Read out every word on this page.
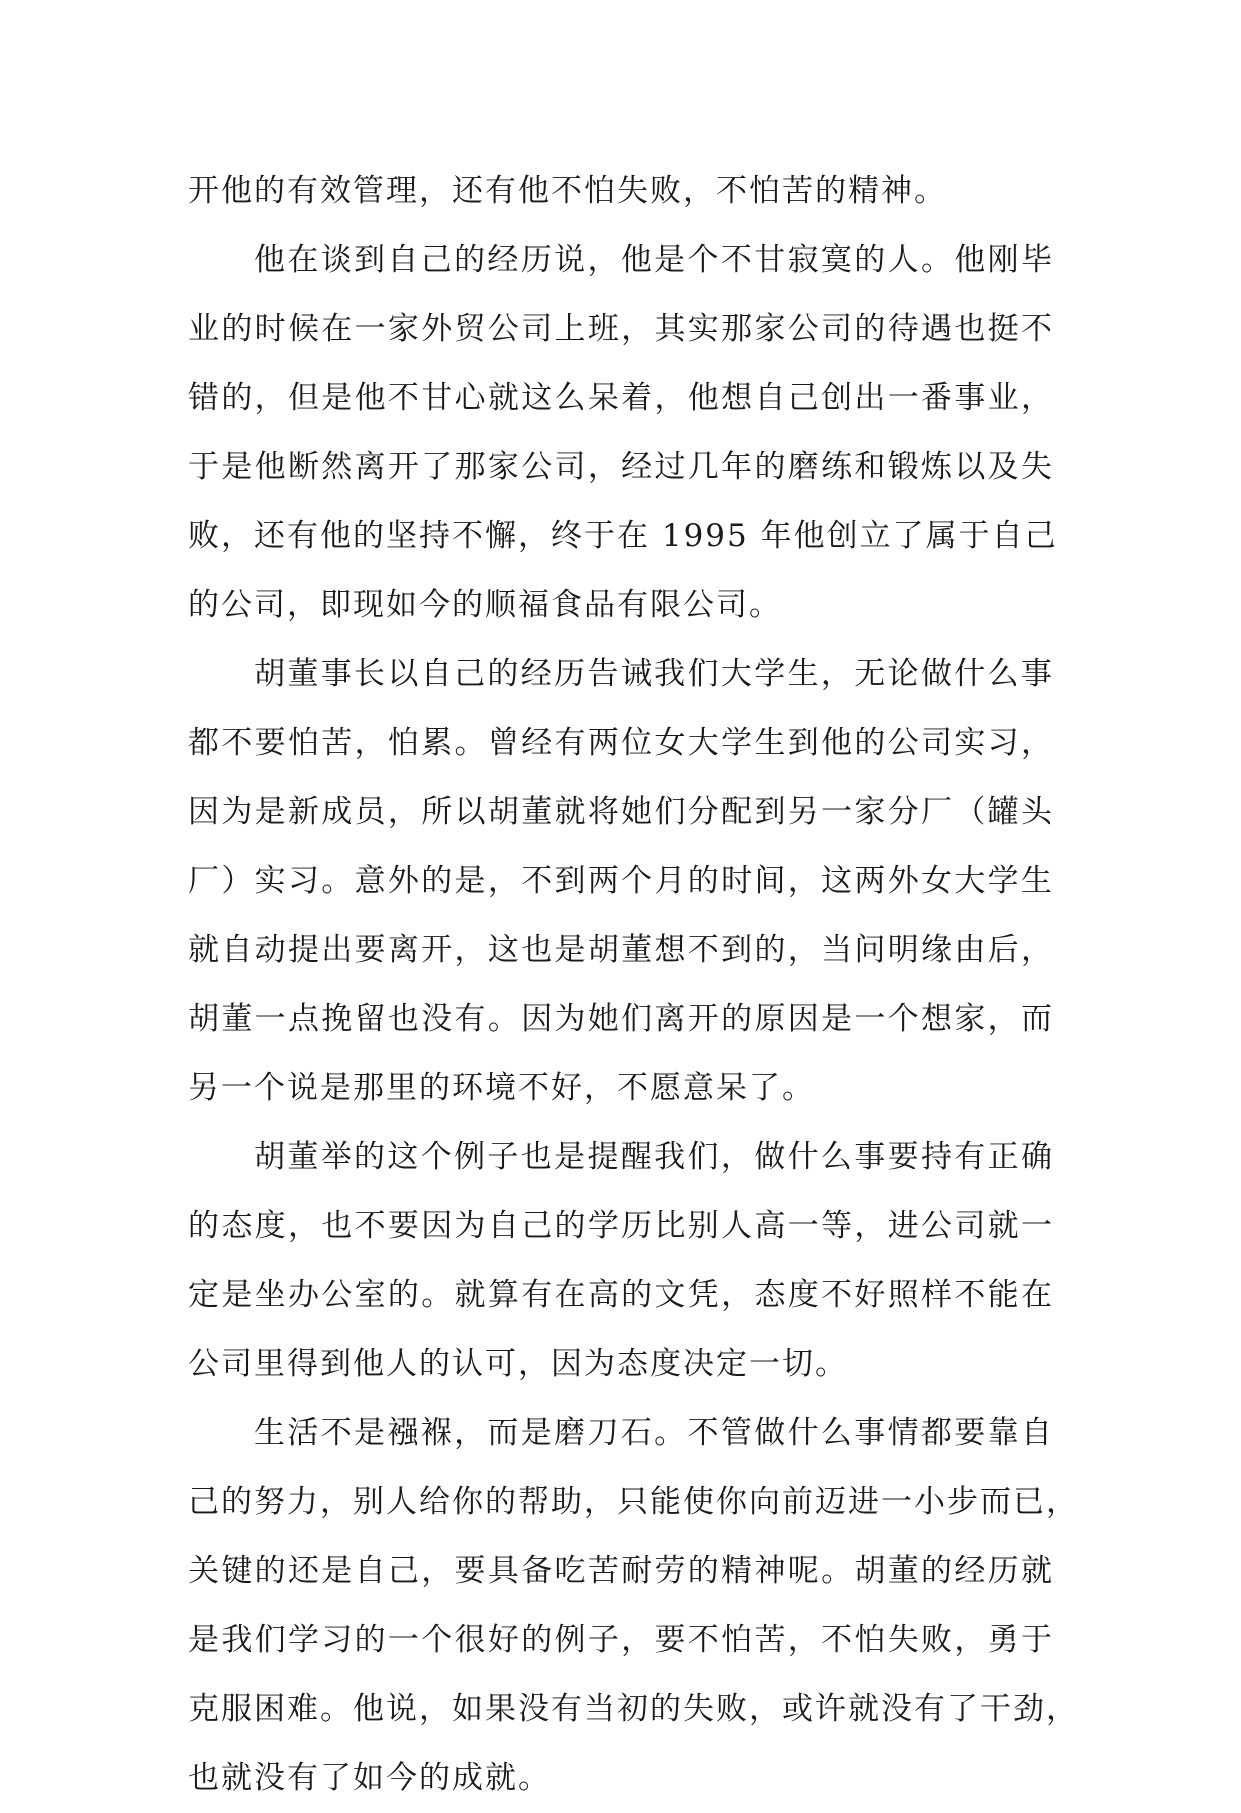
开他的有效管理，还有他不怕失败，不怕苦的精神。
他在谈到自己的经历说，他是个不甘寂寞的人。他刚毕
业的时候在一家外贸公司上班，其实那家公司的待遇也挺不
错的，但是他不甘心就这么呆着，他想自己创出一番事业，
于是他断然离开了那家公司，经过几年的磨练和锻炼以及失
败，还有他的坚持不懈，终于在 1995 年他创立了属于自己
的公司，即现如今的顺福食品有限公司。
胡董事长以自己的经历告诫我们大学生，无论做什么事
都不要怕苦，怕累。曾经有两位女大学生到他的公司实习，
因为是新成员，所以胡董就将她们分配到另一家分厂（罐头
厂）实习。意外的是，不到两个月的时间，这两外女大学生
就自动提出要离开，这也是胡董想不到的，当问明缘由后，
胡董一点挽留也没有。因为她们离开的原因是一个想家，而
另一个说是那里的环境不好，不愿意呆了。
胡董举的这个例子也是提醒我们，做什么事要持有正确
的态度，也不要因为自己的学历比别人高一等，进公司就一
定是坐办公室的。就算有在高的文凭，态度不好照样不能在
公司里得到他人的认可，因为态度决定一切。
生活不是襁褓，而是磨刀石。不管做什么事情都要靠自
己的努力，别人给你的帮助，只能使你向前迈进一小步而已，
关键的还是自己，要具备吃苦耐劳的精神呢。胡董的经历就
是我们学习的一个很好的例子，要不怕苦，不怕失败，勇于
克服困难。他说，如果没有当初的失败，或许就没有了干劲，
也就没有了如今的成就。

* * * * * * * * *

Return the listing above in full and without alteration, excluding its pictures.

Read out every word on this page.
开他的有效管理，还有他不怕失败，不怕苦的精神。
他在谈到自己的经历说，他是个不甘寂寞的人。他刚毕
业的时候在一家外贸公司上班，其实那家公司的待遇也挺不
错的，但是他不甘心就这么呆着，他想自己创出一番事业，
于是他断然离开了那家公司，经过几年的磨练和锻炼以及失
败，还有他的坚持不懈，终于在 1995 年他创立了属于自己
的公司，即现如今的顺福食品有限公司。
胡董事长以自己的经历告诫我们大学生，无论做什么事
都不要怕苦，怕累。曾经有两位女大学生到他的公司实习，
因为是新成员，所以胡董就将她们分配到另一家分厂（罐头
厂）实习。意外的是，不到两个月的时间，这两外女大学生
就自动提出要离开，这也是胡董想不到的，当问明缘由后，
胡董一点挽留也没有。因为她们离开的原因是一个想家，而
另一个说是那里的环境不好，不愿意呆了。
胡董举的这个例子也是提醒我们，做什么事要持有正确
的态度，也不要因为自己的学历比别人高一等，进公司就一
定是坐办公室的。就算有在高的文凭，态度不好照样不能在
公司里得到他人的认可，因为态度决定一切。
生活不是襁褓，而是磨刀石。不管做什么事情都要靠自
己的努力，别人给你的帮助，只能使你向前迈进一小步而已，
关键的还是自己，要具备吃苦耐劳的精神呢。胡董的经历就
是我们学习的一个很好的例子，要不怕苦，不怕失败，勇于
克服困难。他说，如果没有当初的失败，或许就没有了干劲，
也就没有了如今的成就。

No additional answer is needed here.